What is asked: Write out the material exactly, leaving every picture behind.

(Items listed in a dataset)
--- begin ---

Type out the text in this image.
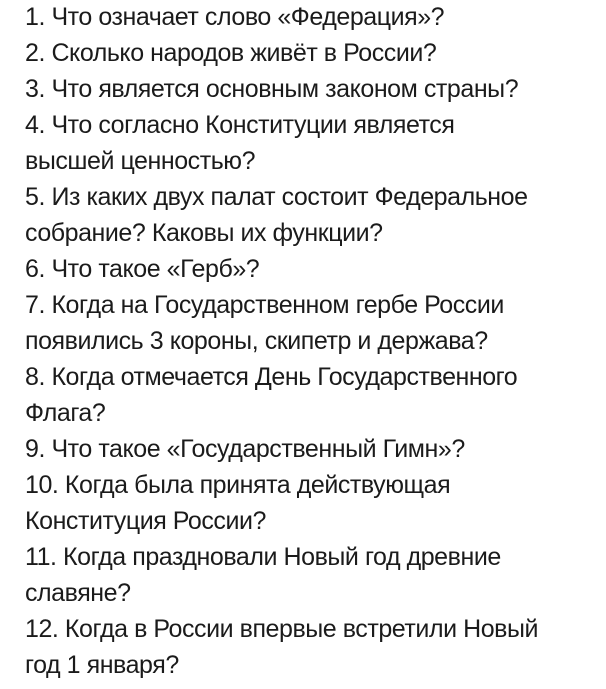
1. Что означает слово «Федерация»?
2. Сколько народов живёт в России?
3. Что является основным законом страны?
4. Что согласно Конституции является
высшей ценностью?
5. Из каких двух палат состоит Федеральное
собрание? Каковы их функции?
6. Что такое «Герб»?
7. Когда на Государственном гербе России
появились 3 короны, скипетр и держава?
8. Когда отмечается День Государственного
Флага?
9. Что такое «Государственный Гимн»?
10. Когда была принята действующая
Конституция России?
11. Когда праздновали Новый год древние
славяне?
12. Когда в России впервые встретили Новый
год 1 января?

--- end ---

Result:
Type out the text in this image.
1. Что означает слово «Федерация»?
2. Сколько народов живёт в России?
3. Что является основным законом страны?
4. Что согласно Конституции является
высшей ценностью?
5. Из каких двух палат состоит Федеральное
собрание? Каковы их функции?
6. Что такое «Герб»?
7. Когда на Государственном гербе России
появились 3 короны, скипетр и держава?
8. Когда отмечается День Государственного
Флага?
9. Что такое «Государственный Гимн»?
10. Когда была принята действующая
Конституция России?
11. Когда праздновали Новый год древние
славяне?
12. Когда в России впервые встретили Новый
год 1 января?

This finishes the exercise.